**TASK OBJECTIVE:** The records below must be retyped exactly.

Saved entries:
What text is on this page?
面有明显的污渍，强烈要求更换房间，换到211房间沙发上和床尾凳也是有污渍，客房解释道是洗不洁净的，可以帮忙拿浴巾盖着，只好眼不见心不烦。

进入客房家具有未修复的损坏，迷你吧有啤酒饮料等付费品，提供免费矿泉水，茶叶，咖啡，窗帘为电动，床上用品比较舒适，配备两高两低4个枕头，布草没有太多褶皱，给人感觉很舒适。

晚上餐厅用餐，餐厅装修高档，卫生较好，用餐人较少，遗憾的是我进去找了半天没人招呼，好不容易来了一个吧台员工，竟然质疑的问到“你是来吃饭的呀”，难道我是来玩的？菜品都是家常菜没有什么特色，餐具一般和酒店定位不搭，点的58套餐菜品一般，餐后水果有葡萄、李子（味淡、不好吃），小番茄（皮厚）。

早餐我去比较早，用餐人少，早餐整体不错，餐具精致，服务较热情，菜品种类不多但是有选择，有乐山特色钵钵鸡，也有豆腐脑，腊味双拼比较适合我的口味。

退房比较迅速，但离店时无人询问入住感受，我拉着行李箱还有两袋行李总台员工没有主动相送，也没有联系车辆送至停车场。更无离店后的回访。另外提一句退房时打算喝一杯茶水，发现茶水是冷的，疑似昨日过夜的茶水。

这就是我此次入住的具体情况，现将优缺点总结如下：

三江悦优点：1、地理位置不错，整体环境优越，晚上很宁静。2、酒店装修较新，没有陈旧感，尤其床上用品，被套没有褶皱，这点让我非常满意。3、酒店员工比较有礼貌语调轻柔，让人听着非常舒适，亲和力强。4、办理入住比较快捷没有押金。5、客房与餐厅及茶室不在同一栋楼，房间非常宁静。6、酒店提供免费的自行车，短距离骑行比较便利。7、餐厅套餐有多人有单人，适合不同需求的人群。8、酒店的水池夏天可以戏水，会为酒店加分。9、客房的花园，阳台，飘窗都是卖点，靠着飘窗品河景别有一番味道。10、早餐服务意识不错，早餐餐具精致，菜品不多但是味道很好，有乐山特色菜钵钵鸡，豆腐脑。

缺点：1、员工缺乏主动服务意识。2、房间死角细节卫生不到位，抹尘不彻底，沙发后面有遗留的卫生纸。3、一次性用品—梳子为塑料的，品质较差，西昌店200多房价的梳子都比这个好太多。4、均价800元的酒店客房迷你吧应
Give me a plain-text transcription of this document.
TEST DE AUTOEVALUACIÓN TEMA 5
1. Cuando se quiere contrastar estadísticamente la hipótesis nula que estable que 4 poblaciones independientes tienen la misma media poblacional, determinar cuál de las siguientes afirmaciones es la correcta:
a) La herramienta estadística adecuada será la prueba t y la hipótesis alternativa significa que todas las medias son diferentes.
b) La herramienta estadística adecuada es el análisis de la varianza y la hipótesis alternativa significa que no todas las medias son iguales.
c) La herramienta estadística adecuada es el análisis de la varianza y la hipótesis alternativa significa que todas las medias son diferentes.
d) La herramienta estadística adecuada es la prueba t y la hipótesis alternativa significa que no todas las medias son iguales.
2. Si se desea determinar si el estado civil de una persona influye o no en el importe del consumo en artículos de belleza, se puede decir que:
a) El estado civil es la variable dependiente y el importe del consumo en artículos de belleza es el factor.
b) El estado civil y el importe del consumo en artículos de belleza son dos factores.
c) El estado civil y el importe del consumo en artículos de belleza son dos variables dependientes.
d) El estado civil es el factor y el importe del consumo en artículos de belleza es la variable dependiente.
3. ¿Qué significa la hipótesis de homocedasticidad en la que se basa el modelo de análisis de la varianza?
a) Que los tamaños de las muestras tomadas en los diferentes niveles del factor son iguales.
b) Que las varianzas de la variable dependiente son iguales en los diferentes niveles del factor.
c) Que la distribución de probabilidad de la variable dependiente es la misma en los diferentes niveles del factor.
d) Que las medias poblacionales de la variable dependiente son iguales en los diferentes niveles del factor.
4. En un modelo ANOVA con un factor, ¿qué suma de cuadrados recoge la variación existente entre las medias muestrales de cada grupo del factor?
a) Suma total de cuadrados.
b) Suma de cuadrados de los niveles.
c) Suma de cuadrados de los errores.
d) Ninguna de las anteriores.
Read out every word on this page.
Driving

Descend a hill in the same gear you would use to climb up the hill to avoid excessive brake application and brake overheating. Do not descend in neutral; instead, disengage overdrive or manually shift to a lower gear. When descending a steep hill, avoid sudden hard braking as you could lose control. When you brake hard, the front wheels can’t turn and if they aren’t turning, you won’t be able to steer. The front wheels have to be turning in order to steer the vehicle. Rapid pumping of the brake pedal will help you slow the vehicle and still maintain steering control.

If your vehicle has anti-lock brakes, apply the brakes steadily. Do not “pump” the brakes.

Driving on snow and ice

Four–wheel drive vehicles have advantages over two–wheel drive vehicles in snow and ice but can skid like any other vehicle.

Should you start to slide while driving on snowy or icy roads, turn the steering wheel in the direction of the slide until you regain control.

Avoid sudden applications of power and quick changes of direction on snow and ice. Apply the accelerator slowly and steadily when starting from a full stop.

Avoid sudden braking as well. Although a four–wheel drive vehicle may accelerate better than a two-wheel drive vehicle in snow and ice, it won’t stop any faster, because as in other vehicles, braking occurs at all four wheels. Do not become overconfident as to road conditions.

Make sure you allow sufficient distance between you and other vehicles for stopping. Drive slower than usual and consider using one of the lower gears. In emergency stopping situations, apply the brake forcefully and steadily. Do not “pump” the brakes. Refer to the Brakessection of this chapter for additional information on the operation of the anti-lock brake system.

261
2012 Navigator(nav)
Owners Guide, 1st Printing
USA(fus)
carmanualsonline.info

**SOLUTION TO THIS TASK:**
What text is on this page?
面有明显的污渍，强烈要求更换房间，换到211房间沙发上和床尾凳也是有污渍，客房解释道是洗不洁净的，可以帮忙拿浴巾盖着，只好眼不见心不烦。

进入客房家具有未修复的损坏，迷你吧有啤酒饮料等付费品，提供免费矿泉水，茶叶，咖啡，窗帘为电动，床上用品比较舒适，配备两高两低4个枕头，布草没有太多褶皱，给人感觉很舒适。

晚上餐厅用餐，餐厅装修高档，卫生较好，用餐人较少，遗憾的是我进去找了半天没人招呼，好不容易来了一个吧台员工，竟然质疑的问到“你是来吃饭的呀”，难道我是来玩的？菜品都是家常菜没有什么特色，餐具一般和酒店定位不搭，点的58套餐菜品一般，餐后水果有葡萄、李子（味淡、不好吃），小番茄（皮厚）。

早餐我去比较早，用餐人少，早餐整体不错，餐具精致，服务较热情，菜品种类不多但是有选择，有乐山特色钵钵鸡，也有豆腐脑，腊味双拼比较适合我的口味。

退房比较迅速，但离店时无人询问入住感受，我拉着行李箱还有两袋行李总台员工没有主动相送，也没有联系车辆送至停车场。更无离店后的回访。另外提一句退房时打算喝一杯茶水，发现茶水是冷的，疑似昨日过夜的茶水。

这就是我此次入住的具体情况，现将优缺点总结如下：

三江悦优点：1、地理位置不错，整体环境优越，晚上很宁静。2、酒店装修较新，没有陈旧感，尤其床上用品，被套没有褶皱，这点让我非常满意。3、酒店员工比较有礼貌语调轻柔，让人听着非常舒适，亲和力强。4、办理入住比较快捷没有押金。5、客房与餐厅及茶室不在同一栋楼，房间非常宁静。6、酒店提供免费的自行车，短距离骑行比较便利。7、餐厅套餐有多人有单人，适合不同需求的人群。8、酒店的水池夏天可以戏水，会为酒店加分。9、客房的花园，阳台，飘窗都是卖点，靠着飘窗品河景别有一番味道。10、早餐服务意识不错，早餐餐具精致，菜品不多但是味道很好，有乐山特色菜钵钵鸡，豆腐脑。

缺点：1、员工缺乏主动服务意识。2、房间死角细节卫生不到位，抹尘不彻底，沙发后面有遗留的卫生纸。3、一次性用品—梳子为塑料的，品质较差，西昌店200多房价的梳子都比这个好太多。4、均价800元的酒店客房迷你吧应
Give me a plain-text transcription of this document.
TEST DE AUTOEVALUACIÓN TEMA 5
1. Cuando se quiere contrastar estadísticamente la hipótesis nula que estable que 4 poblaciones independientes tienen la misma media poblacional, determinar cuál de las siguientes afirmaciones es la correcta:
a) La herramienta estadística adecuada será la prueba t y la hipótesis alternativa significa que todas las medias son diferentes.
b) La herramienta estadística adecuada es el análisis de la varianza y la hipótesis alternativa significa que no todas las medias son iguales.
c) La herramienta estadística adecuada es el análisis de la varianza y la hipótesis alternativa significa que todas las medias son diferentes.
d) La herramienta estadística adecuada es la prueba t y la hipótesis alternativa significa que no todas las medias son iguales.
2. Si se desea determinar si el estado civil de una persona influye o no en el importe del consumo en artículos de belleza, se puede decir que:
a) El estado civil es la variable dependiente y el importe del consumo en artículos de belleza es el factor.
b) El estado civil y el importe del consumo en artículos de belleza son dos factores.
c) El estado civil y el importe del consumo en artículos de belleza son dos variables dependientes.
d) El estado civil es el factor y el importe del consumo en artículos de belleza es la variable dependiente.
3. ¿Qué significa la hipótesis de homocedasticidad en la que se basa el modelo de análisis de la varianza?
a) Que los tamaños de las muestras tomadas en los diferentes niveles del factor son iguales.
b) Que las varianzas de la variable dependiente son iguales en los diferentes niveles del factor.
c) Que la distribución de probabilidad de la variable dependiente es la misma en los diferentes niveles del factor.
d) Que las medias poblacionales de la variable dependiente son iguales en los diferentes niveles del factor.
4. En un modelo ANOVA con un factor, ¿qué suma de cuadrados recoge la variación existente entre las medias muestrales de cada grupo del factor?
a) Suma total de cuadrados.
b) Suma de cuadrados de los niveles.
c) Suma de cuadrados de los errores.
d) Ninguna de las anteriores.
Read out every word on this page.
Driving

Descend a hill in the same gear you would use to climb up the hill to avoid excessive brake application and brake overheating. Do not descend in neutral; instead, disengage overdrive or manually shift to a lower gear. When descending a steep hill, avoid sudden hard braking as you could lose control. When you brake hard, the front wheels can’t turn and if they aren’t turning, you won’t be able to steer. The front wheels have to be turning in order to steer the vehicle. Rapid pumping of the brake pedal will help you slow the vehicle and still maintain steering control.

If your vehicle has anti-lock brakes, apply the brakes steadily. Do not “pump” the brakes.

Driving on snow and ice

Four–wheel drive vehicles have advantages over two–wheel drive vehicles in snow and ice but can skid like any other vehicle.

Should you start to slide while driving on snowy or icy roads, turn the steering wheel in the direction of the slide until you regain control.

Avoid sudden applications of power and quick changes of direction on snow and ice. Apply the accelerator slowly and steadily when starting from a full stop.

Avoid sudden braking as well. Although a four–wheel drive vehicle may accelerate better than a two-wheel drive vehicle in snow and ice, it won’t stop any faster, because as in other vehicles, braking occurs at all four wheels. Do not become overconfident as to road conditions.

Make sure you allow sufficient distance between you and other vehicles for stopping. Drive slower than usual and consider using one of the lower gears. In emergency stopping situations, apply the brake forcefully and steadily. Do not “pump” the brakes. Refer to the Brakessection of this chapter for additional information on the operation of the anti-lock brake system.

261
2012 Navigator(nav)
Owners Guide, 1st Printing
USA(fus)
carmanualsonline.info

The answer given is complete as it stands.